▸ **WRITTEN TASK**
Copy the records word for word from their first line through the line containing "22, 248, 94]", both included.

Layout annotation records
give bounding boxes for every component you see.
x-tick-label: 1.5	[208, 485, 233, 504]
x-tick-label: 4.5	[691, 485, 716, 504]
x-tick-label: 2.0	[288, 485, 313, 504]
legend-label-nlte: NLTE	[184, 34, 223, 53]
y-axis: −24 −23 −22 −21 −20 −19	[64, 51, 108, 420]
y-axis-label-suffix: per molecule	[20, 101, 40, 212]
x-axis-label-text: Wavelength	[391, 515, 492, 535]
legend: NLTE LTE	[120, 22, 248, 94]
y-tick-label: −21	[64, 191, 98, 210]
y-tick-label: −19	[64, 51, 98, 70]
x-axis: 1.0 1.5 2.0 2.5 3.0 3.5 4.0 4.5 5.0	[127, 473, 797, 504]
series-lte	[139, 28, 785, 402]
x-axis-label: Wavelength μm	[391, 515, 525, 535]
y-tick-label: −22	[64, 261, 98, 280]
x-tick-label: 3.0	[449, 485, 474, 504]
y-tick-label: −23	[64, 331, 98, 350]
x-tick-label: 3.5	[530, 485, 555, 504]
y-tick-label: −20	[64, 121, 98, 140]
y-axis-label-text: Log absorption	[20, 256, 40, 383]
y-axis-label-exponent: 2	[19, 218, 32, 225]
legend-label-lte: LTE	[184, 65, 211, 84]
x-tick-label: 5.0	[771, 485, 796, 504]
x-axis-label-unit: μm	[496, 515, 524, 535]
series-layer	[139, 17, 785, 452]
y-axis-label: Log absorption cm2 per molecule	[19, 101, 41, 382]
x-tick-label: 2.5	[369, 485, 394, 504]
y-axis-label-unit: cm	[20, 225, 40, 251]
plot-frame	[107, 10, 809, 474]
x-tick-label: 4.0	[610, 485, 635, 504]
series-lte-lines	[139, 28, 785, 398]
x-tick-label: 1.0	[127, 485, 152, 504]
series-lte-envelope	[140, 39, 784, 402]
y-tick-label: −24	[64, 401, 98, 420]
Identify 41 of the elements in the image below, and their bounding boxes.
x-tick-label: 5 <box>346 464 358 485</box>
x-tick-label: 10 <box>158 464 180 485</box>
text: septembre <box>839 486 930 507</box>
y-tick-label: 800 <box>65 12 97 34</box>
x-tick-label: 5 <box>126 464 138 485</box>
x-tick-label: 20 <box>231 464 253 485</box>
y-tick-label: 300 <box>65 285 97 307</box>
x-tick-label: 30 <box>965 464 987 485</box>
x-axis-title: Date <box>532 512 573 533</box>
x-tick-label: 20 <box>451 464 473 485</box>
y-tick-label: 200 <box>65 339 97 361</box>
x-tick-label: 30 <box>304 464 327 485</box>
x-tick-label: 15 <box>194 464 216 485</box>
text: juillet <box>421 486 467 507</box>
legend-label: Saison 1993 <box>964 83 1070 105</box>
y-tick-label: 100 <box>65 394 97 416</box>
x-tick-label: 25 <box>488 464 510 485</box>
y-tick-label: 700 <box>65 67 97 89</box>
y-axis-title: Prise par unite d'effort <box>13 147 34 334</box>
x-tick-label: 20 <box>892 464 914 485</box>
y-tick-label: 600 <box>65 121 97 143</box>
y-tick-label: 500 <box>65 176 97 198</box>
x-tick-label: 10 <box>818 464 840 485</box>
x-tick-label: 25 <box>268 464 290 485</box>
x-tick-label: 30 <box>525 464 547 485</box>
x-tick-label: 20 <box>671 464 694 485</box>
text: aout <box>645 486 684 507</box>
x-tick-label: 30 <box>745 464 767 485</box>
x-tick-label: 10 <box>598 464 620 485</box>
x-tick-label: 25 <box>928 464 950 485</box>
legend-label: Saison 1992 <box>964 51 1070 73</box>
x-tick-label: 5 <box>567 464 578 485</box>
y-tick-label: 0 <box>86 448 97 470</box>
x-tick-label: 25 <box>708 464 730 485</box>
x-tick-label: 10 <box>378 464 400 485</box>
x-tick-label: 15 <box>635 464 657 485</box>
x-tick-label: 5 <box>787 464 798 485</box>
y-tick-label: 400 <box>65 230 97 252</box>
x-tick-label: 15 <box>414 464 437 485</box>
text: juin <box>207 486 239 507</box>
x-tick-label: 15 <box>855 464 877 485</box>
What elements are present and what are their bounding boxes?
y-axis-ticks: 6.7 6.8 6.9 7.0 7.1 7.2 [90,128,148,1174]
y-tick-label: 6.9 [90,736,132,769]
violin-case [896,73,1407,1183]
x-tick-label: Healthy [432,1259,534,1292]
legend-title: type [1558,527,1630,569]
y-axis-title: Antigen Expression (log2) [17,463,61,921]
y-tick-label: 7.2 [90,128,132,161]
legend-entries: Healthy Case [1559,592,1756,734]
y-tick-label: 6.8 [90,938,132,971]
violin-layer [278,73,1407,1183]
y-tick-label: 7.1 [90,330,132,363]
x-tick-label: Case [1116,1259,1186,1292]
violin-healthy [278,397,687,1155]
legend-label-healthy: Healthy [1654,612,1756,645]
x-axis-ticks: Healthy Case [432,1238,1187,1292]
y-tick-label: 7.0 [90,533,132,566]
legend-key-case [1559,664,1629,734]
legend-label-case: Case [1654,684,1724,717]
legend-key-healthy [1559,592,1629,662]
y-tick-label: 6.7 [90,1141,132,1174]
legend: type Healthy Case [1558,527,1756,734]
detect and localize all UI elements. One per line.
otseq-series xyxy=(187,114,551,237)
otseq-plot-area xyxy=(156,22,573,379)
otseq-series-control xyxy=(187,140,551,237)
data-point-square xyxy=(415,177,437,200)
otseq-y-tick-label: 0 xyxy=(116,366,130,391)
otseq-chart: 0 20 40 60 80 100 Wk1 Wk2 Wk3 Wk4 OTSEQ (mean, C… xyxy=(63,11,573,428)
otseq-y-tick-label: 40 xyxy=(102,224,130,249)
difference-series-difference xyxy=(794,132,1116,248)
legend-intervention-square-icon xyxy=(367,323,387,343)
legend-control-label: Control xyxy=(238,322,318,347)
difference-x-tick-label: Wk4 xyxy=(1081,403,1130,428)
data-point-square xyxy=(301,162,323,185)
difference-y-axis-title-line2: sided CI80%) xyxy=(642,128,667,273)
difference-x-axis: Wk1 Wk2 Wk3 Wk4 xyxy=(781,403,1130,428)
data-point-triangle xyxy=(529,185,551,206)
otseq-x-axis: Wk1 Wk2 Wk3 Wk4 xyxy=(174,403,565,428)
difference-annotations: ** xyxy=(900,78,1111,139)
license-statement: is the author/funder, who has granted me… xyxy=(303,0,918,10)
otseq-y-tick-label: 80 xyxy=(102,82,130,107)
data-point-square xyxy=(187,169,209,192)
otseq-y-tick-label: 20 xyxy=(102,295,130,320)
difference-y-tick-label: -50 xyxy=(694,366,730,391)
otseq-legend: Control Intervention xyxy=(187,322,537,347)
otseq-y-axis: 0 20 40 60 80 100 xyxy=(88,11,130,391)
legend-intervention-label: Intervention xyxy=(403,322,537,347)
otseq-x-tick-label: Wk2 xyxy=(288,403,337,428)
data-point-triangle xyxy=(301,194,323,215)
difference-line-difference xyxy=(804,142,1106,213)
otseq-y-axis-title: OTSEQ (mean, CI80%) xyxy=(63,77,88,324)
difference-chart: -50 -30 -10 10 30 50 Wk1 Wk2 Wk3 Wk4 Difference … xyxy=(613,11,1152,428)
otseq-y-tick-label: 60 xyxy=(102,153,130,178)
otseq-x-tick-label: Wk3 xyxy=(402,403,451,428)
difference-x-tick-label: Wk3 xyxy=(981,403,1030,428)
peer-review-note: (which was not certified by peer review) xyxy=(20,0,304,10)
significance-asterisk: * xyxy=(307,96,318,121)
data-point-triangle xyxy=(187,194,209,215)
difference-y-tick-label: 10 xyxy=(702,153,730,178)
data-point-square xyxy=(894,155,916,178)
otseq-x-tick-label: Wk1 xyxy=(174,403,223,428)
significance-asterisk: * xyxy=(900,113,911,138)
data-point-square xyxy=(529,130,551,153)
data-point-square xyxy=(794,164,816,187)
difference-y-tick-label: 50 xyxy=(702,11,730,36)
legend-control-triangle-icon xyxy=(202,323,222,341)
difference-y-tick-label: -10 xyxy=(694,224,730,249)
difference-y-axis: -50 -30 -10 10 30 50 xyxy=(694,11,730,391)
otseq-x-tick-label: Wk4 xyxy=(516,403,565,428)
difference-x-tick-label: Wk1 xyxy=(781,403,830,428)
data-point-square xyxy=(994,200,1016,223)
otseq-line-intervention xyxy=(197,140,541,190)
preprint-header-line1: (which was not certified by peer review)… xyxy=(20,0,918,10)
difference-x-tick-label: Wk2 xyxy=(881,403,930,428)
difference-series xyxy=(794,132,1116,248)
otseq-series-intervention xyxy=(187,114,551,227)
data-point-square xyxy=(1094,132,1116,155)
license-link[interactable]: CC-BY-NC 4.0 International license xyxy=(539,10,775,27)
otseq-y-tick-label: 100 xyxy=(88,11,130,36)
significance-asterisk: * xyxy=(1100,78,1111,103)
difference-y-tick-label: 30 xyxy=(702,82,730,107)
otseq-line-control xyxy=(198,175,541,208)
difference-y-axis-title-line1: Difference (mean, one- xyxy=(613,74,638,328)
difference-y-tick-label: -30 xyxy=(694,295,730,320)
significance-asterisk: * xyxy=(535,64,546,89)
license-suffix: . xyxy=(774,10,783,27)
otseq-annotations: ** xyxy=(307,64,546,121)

▸ **FULL ANSWER**
give bounding boxes for every component you see.
x-tick-label: 1.5	[208, 485, 233, 504]
x-tick-label: 4.5	[691, 485, 716, 504]
x-tick-label: 2.0	[288, 485, 313, 504]
legend-label-nlte: NLTE	[184, 34, 223, 53]
y-axis: −24 −23 −22 −21 −20 −19	[64, 51, 108, 420]
y-axis-label-suffix: per molecule	[20, 101, 40, 212]
x-axis-label-text: Wavelength	[391, 515, 492, 535]
legend: NLTE LTE	[120, 22, 248, 94]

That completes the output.